Exercise objective =>
Gather every line below where "name" appears.

** start of Source material **

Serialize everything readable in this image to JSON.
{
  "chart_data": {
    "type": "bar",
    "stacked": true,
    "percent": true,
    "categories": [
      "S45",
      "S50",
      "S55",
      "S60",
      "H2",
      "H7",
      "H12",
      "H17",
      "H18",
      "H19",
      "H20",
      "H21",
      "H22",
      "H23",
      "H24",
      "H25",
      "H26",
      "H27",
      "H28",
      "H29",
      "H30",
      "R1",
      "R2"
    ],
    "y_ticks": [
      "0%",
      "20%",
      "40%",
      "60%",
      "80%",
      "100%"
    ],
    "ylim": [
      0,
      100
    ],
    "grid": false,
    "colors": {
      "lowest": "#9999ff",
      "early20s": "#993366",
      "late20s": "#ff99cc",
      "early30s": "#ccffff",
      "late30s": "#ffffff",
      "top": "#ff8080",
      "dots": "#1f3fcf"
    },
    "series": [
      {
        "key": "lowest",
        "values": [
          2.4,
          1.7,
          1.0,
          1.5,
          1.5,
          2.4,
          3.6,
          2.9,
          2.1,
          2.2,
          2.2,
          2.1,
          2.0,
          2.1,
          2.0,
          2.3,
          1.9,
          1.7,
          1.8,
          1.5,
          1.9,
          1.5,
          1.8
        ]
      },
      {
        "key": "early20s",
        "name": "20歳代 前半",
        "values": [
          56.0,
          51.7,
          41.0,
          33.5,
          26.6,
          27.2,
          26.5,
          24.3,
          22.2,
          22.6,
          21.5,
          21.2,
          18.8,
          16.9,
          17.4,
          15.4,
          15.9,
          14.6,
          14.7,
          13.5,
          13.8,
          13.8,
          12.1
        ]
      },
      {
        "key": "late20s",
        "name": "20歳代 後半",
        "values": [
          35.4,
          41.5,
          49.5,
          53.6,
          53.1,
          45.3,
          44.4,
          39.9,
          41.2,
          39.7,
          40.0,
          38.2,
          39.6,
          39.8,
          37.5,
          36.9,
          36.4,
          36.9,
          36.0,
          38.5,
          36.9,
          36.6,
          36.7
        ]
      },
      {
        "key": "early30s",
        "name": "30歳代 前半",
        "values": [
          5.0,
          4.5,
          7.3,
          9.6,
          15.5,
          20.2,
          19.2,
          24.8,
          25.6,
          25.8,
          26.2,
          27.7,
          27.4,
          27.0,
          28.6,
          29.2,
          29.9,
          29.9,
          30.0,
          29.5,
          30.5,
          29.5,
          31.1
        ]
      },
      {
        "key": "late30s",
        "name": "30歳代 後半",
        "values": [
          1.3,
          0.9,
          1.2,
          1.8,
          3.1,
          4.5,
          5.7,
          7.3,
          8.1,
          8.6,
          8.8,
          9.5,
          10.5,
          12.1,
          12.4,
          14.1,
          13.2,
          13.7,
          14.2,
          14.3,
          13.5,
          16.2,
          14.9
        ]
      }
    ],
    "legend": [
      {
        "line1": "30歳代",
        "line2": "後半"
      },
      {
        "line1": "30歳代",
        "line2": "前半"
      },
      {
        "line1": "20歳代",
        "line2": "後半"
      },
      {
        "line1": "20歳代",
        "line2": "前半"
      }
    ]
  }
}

** end of Source material **

Answer for this exercise =>
        "name": "20歳代 前半",
        "name": "20歳代 後半",
        "name": "30歳代 前半",
        "name": "30歳代 後半",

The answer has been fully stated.